_Required work_
Copy each line exactly.

********

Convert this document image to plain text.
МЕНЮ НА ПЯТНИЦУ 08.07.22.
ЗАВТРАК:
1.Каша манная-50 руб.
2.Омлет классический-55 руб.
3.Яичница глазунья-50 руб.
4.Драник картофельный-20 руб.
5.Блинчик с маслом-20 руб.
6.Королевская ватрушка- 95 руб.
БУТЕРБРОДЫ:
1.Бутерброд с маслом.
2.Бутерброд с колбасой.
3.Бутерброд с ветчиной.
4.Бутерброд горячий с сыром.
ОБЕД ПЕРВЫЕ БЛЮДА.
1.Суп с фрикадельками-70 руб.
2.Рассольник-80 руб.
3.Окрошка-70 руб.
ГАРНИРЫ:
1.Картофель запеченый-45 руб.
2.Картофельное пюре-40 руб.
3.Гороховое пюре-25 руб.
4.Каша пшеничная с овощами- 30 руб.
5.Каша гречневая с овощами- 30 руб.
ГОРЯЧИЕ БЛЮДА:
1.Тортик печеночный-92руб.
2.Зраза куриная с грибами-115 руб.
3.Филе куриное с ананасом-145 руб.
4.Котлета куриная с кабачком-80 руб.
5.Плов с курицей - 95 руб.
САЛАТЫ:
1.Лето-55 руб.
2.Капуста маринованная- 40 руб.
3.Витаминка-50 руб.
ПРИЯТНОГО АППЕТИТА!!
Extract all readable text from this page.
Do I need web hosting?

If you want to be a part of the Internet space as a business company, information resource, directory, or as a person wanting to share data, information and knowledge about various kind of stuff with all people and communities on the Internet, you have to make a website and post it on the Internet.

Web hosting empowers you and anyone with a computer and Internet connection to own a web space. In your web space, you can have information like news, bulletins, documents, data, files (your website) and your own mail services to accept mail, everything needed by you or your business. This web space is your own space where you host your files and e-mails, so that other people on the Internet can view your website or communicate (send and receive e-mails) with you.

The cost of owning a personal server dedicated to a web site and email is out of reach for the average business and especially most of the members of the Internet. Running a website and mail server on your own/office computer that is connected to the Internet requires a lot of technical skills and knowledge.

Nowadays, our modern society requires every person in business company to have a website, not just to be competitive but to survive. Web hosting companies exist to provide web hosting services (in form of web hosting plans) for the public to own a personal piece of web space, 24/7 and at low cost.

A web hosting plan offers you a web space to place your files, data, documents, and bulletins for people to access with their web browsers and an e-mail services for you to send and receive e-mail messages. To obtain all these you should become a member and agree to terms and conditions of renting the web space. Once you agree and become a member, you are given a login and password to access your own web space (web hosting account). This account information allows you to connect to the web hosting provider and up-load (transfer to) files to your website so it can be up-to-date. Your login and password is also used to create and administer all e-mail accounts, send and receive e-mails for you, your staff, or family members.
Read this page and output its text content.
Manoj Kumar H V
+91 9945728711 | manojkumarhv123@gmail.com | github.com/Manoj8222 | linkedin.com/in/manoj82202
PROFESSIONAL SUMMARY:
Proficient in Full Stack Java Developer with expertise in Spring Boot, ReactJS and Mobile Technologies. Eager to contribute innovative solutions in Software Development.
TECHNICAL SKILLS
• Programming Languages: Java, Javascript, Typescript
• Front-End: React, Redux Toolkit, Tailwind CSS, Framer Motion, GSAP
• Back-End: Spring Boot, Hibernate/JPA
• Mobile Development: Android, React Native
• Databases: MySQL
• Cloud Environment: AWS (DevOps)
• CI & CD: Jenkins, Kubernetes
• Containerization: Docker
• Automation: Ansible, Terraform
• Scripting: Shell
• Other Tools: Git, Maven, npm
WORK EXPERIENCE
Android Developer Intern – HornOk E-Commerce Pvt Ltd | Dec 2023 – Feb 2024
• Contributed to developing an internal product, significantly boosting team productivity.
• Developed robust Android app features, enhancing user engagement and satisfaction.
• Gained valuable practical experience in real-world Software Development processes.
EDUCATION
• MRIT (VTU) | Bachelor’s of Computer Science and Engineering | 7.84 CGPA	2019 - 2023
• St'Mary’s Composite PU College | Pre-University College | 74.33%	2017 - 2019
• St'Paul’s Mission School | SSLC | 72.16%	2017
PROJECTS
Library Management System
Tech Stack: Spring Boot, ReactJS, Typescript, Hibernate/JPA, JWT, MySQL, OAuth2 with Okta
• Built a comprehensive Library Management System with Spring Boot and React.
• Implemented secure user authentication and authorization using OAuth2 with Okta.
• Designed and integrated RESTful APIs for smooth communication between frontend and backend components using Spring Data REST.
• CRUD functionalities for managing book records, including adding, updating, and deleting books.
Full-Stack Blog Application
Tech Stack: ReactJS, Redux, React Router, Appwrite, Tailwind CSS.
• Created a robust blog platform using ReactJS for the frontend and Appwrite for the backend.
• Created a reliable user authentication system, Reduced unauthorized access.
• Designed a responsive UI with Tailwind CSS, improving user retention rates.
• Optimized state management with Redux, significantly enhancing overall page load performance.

********

_Result below_
Convert this document image to plain text.
МЕНЮ НА ПЯТНИЦУ 08.07.22.
ЗАВТРАК:
1.Каша манная-50 руб.
2.Омлет классический-55 руб.
3.Яичница глазунья-50 руб.
4.Драник картофельный-20 руб.
5.Блинчик с маслом-20 руб.
6.Королевская ватрушка- 95 руб.
БУТЕРБРОДЫ:
1.Бутерброд с маслом.
2.Бутерброд с колбасой.
3.Бутерброд с ветчиной.
4.Бутерброд горячий с сыром.
ОБЕД ПЕРВЫЕ БЛЮДА.
1.Суп с фрикадельками-70 руб.
2.Рассольник-80 руб.
3.Окрошка-70 руб.
ГАРНИРЫ:
1.Картофель запеченый-45 руб.
2.Картофельное пюре-40 руб.
3.Гороховое пюре-25 руб.
4.Каша пшеничная с овощами- 30 руб.
5.Каша гречневая с овощами- 30 руб.
ГОРЯЧИЕ БЛЮДА:
1.Тортик печеночный-92руб.
2.Зраза куриная с грибами-115 руб.
3.Филе куриное с ананасом-145 руб.
4.Котлета куриная с кабачком-80 руб.
5.Плов с курицей - 95 руб.
САЛАТЫ:
1.Лето-55 руб.
2.Капуста маринованная- 40 руб.
3.Витаминка-50 руб.
ПРИЯТНОГО АППЕТИТА!!
Extract all readable text from this page.
Do I need web hosting?

If you want to be a part of the Internet space as a business company, information resource, directory, or as a person wanting to share data, information and knowledge about various kind of stuff with all people and communities on the Internet, you have to make a website and post it on the Internet.

Web hosting empowers you and anyone with a computer and Internet connection to own a web space. In your web space, you can have information like news, bulletins, documents, data, files (your website) and your own mail services to accept mail, everything needed by you or your business. This web space is your own space where you host your files and e-mails, so that other people on the Internet can view your website or communicate (send and receive e-mails) with you.

The cost of owning a personal server dedicated to a web site and email is out of reach for the average business and especially most of the members of the Internet. Running a website and mail server on your own/office computer that is connected to the Internet requires a lot of technical skills and knowledge.

Nowadays, our modern society requires every person in business company to have a website, not just to be competitive but to survive. Web hosting companies exist to provide web hosting services (in form of web hosting plans) for the public to own a personal piece of web space, 24/7 and at low cost.

A web hosting plan offers you a web space to place your files, data, documents, and bulletins for people to access with their web browsers and an e-mail services for you to send and receive e-mail messages. To obtain all these you should become a member and agree to terms and conditions of renting the web space. Once you agree and become a member, you are given a login and password to access your own web space (web hosting account). This account information allows you to connect to the web hosting provider and up-load (transfer to) files to your website so it can be up-to-date. Your login and password is also used to create and administer all e-mail accounts, send and receive e-mails for you, your staff, or family members.
Read this page and output its text content.
Manoj Kumar H V
+91 9945728711 | manojkumarhv123@gmail.com | github.com/Manoj8222 | linkedin.com/in/manoj82202
PROFESSIONAL SUMMARY:
Proficient in Full Stack Java Developer with expertise in Spring Boot, ReactJS and Mobile Technologies. Eager to contribute innovative solutions in Software Development.
TECHNICAL SKILLS
• Programming Languages: Java, Javascript, Typescript
• Front-End: React, Redux Toolkit, Tailwind CSS, Framer Motion, GSAP
• Back-End: Spring Boot, Hibernate/JPA
• Mobile Development: Android, React Native
• Databases: MySQL
• Cloud Environment: AWS (DevOps)
• CI & CD: Jenkins, Kubernetes
• Containerization: Docker
• Automation: Ansible, Terraform
• Scripting: Shell
• Other Tools: Git, Maven, npm
WORK EXPERIENCE
Android Developer Intern – HornOk E-Commerce Pvt Ltd | Dec 2023 – Feb 2024
• Contributed to developing an internal product, significantly boosting team productivity.
• Developed robust Android app features, enhancing user engagement and satisfaction.
• Gained valuable practical experience in real-world Software Development processes.
EDUCATION
• MRIT (VTU) | Bachelor’s of Computer Science and Engineering | 7.84 CGPA	2019 - 2023
• St'Mary’s Composite PU College | Pre-University College | 74.33%	2017 - 2019
• St'Paul’s Mission School | SSLC | 72.16%	2017
PROJECTS
Library Management System
Tech Stack: Spring Boot, ReactJS, Typescript, Hibernate/JPA, JWT, MySQL, OAuth2 with Okta
• Built a comprehensive Library Management System with Spring Boot and React.
• Implemented secure user authentication and authorization using OAuth2 with Okta.
• Designed and integrated RESTful APIs for smooth communication between frontend and backend components using Spring Data REST.
• CRUD functionalities for managing book records, including adding, updating, and deleting books.
Full-Stack Blog Application
Tech Stack: ReactJS, Redux, React Router, Appwrite, Tailwind CSS.
• Created a robust blog platform using ReactJS for the frontend and Appwrite for the backend.
• Created a reliable user authentication system, Reduced unauthorized access.
• Designed a responsive UI with Tailwind CSS, improving user retention rates.
• Optimized state management with Redux, significantly enhancing overall page load performance.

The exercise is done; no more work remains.